Entries from a visual dataset
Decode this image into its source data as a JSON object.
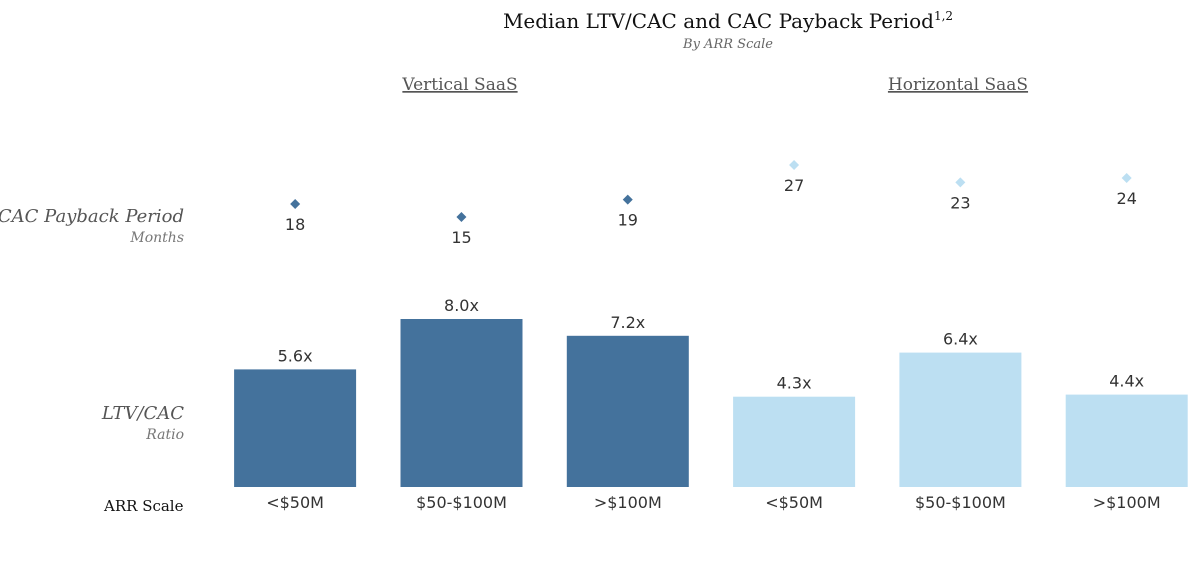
{
  "chart_data": {
    "type": "bar",
    "title": "Median LTV/CAC and CAC Payback Period",
    "title_superscript": "1,2",
    "subtitle": "By ARR Scale",
    "groups": [
      "Vertical SaaS",
      "Horizontal SaaS"
    ],
    "categories": [
      "<$50M",
      "$50-$100M",
      ">$100M",
      "<$50M",
      "$50-$100M",
      ">$100M"
    ],
    "category_group": [
      0,
      0,
      0,
      1,
      1,
      1
    ],
    "xlabel": "ARR Scale",
    "series": [
      {
        "row_label": "LTV/CAC",
        "row_sublabel": "Ratio",
        "mark": "bar",
        "values": [
          5.6,
          8.0,
          7.2,
          4.3,
          6.4,
          4.4
        ],
        "labels": [
          "5.6x",
          "8.0x",
          "7.2x",
          "4.3x",
          "6.4x",
          "4.4x"
        ]
      },
      {
        "row_label": "CAC Payback Period",
        "row_sublabel": "Months",
        "mark": "diamond",
        "values": [
          18,
          15,
          19,
          27,
          23,
          24
        ],
        "labels": [
          "18",
          "15",
          "19",
          "27",
          "23",
          "24"
        ]
      }
    ],
    "colors": {
      "vertical": "#44729c",
      "horizontal": "#bcdff2"
    },
    "grid": false,
    "legend": "none"
  }
}
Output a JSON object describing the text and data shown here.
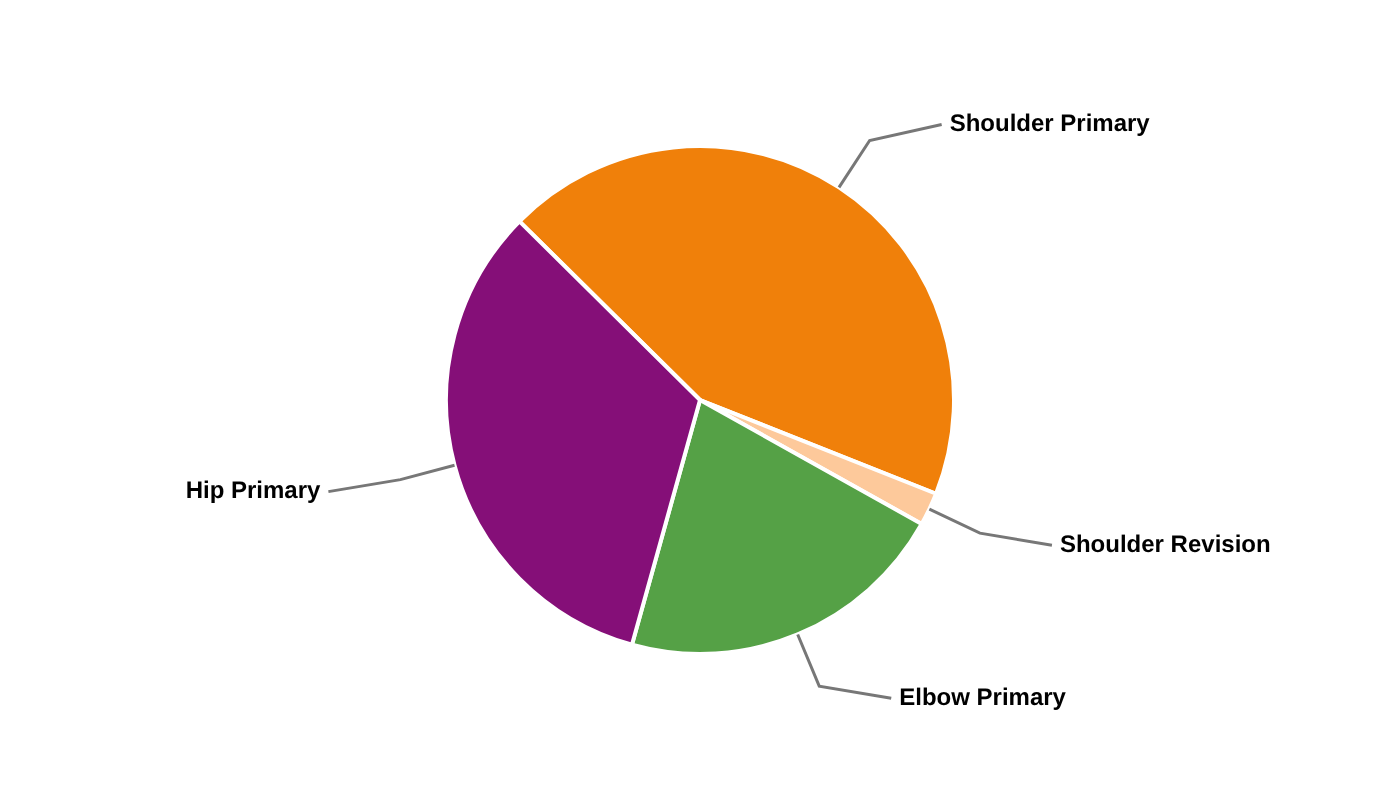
{
  "chart_data": {
    "type": "pie",
    "categories": [
      "Shoulder Primary",
      "Shoulder Revision",
      "Elbow Primary",
      "Hip Primary"
    ],
    "values": [
      43.6,
      2.1,
      21.2,
      33.1
    ],
    "colors": [
      "#f0800a",
      "#fdc99b",
      "#55a146",
      "#850f78"
    ],
    "legend": false
  }
}
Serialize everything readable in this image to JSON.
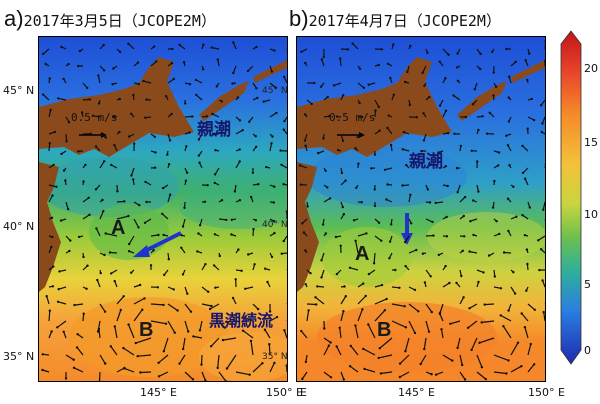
{
  "panels": [
    {
      "letter": "a)",
      "title": "2017年3月5日（JCOPE2M）",
      "ref_label": "0.5 m/s",
      "current_labels": {
        "oyashio": "親潮",
        "kuroshio": "黒潮続流"
      },
      "eddy_labels": [
        "A",
        "B"
      ],
      "inner_lat_labels": [
        "45° N",
        "40° N",
        "35° N"
      ]
    },
    {
      "letter": "b)",
      "title": "2017年4月7日（JCOPE2M）",
      "ref_label": "0.5 m/s",
      "current_labels": {
        "oyashio": "親潮"
      },
      "eddy_labels": [
        "A",
        "B"
      ],
      "inner_lat_labels": [
        "45° N",
        "40° N",
        "35° N"
      ]
    }
  ],
  "lat_ticks": [
    "45° N",
    "40° N",
    "35° N"
  ],
  "lon_ticks_a": [
    "145° E",
    "150° E"
  ],
  "lon_ticks_b": [
    "E",
    "145° E",
    "150° E"
  ],
  "colorbar": {
    "ticks": [
      "20",
      "15",
      "10",
      "5",
      "0"
    ],
    "min": 0,
    "max": 20
  },
  "colors": {
    "land": "#8b4a1c",
    "arrow_blue": "#2233cc"
  }
}
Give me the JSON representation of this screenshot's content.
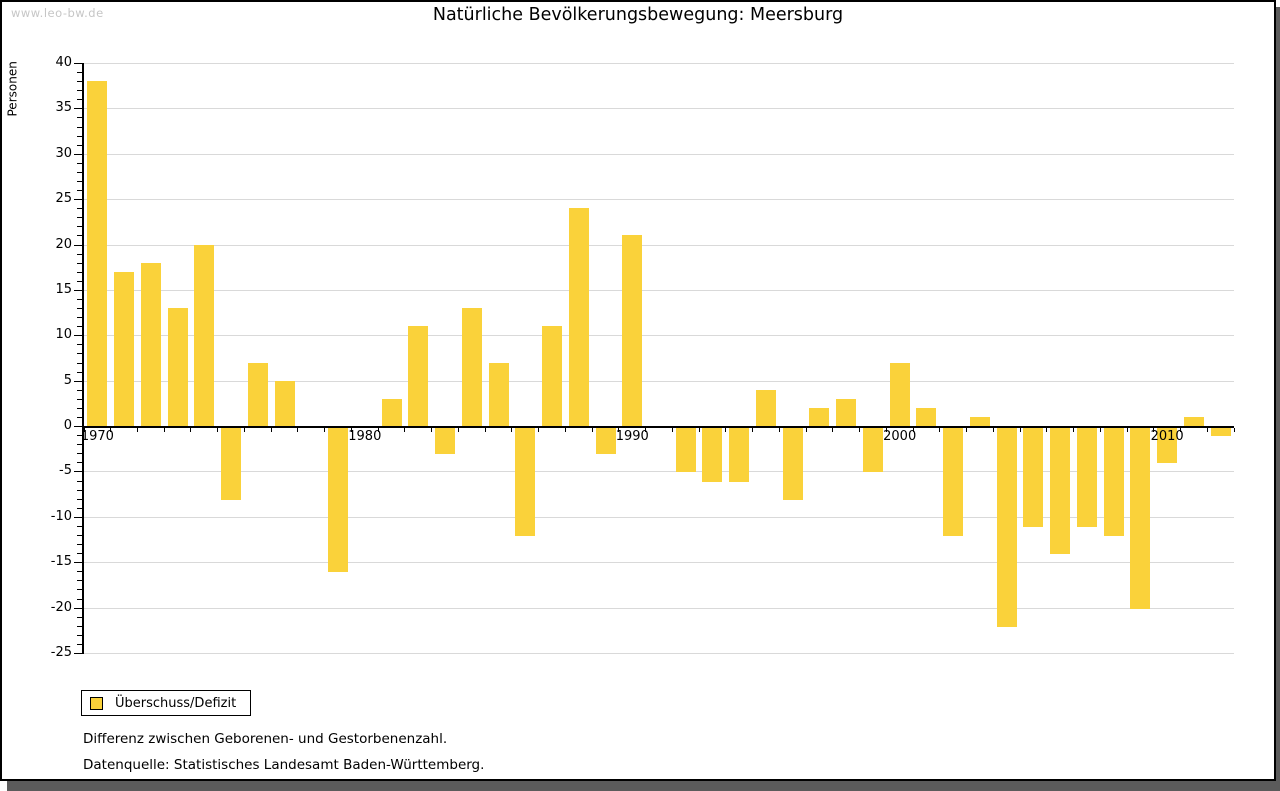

→ The task:
Give the data above again in full and unchanged, skipping the pictures.

→ Output:
Decode this image into its source data as a JSON object.
{
  "chart_data": {
    "type": "bar",
    "title": "Median LTV/CAC and CAC Payback Period",
    "title_superscript": "1,2",
    "subtitle": "By ARR Scale",
    "groups": [
      "Vertical SaaS",
      "Horizontal SaaS"
    ],
    "categories": [
      "<$50M",
      "$50-$100M",
      ">$100M",
      "<$50M",
      "$50-$100M",
      ">$100M"
    ],
    "category_group": [
      0,
      0,
      0,
      1,
      1,
      1
    ],
    "xlabel": "ARR Scale",
    "series": [
      {
        "row_label": "LTV/CAC",
        "row_sublabel": "Ratio",
        "mark": "bar",
        "values": [
          5.6,
          8.0,
          7.2,
          4.3,
          6.4,
          4.4
        ],
        "labels": [
          "5.6x",
          "8.0x",
          "7.2x",
          "4.3x",
          "6.4x",
          "4.4x"
        ]
      },
      {
        "row_label": "CAC Payback Period",
        "row_sublabel": "Months",
        "mark": "diamond",
        "values": [
          18,
          15,
          19,
          27,
          23,
          24
        ],
        "labels": [
          "18",
          "15",
          "19",
          "27",
          "23",
          "24"
        ]
      }
    ],
    "colors": {
      "vertical": "#44729c",
      "horizontal": "#bcdff2"
    },
    "grid": false,
    "legend": "none"
  }
}
Output a JSON object describing the text and data shown here.
{
  "chart_data": {
    "type": "pie",
    "categories": [
      "Shoulder Primary",
      "Shoulder Revision",
      "Elbow Primary",
      "Hip Primary"
    ],
    "values": [
      43.6,
      2.1,
      21.2,
      33.1
    ],
    "colors": [
      "#f0800a",
      "#fdc99b",
      "#55a146",
      "#850f78"
    ],
    "legend": false
  }
}
Serialize everything readable in this image to JSON.
{
  "panels": [
    {
      "letter": "a)",
      "title": "2017年3月5日（JCOPE2M）",
      "ref_label": "0.5 m/s",
      "current_labels": {
        "oyashio": "親潮",
        "kuroshio": "黒潮続流"
      },
      "eddy_labels": [
        "A",
        "B"
      ],
      "inner_lat_labels": [
        "45° N",
        "40° N",
        "35° N"
      ]
    },
    {
      "letter": "b)",
      "title": "2017年4月7日（JCOPE2M）",
      "ref_label": "0.5 m/s",
      "current_labels": {
        "oyashio": "親潮"
      },
      "eddy_labels": [
        "A",
        "B"
      ],
      "inner_lat_labels": [
        "45° N",
        "40° N",
        "35° N"
      ]
    }
  ],
  "lat_ticks": [
    "45° N",
    "40° N",
    "35° N"
  ],
  "lon_ticks_a": [
    "145° E",
    "150° E"
  ],
  "lon_ticks_b": [
    "E",
    "145° E",
    "150° E"
  ],
  "colorbar": {
    "ticks": [
      "20",
      "15",
      "10",
      "5",
      "0"
    ],
    "min": 0,
    "max": 20
  },
  "colors": {
    "land": "#8b4a1c",
    "arrow_blue": "#2233cc"
  }
}
Give me the JSON representation of this screenshot's content.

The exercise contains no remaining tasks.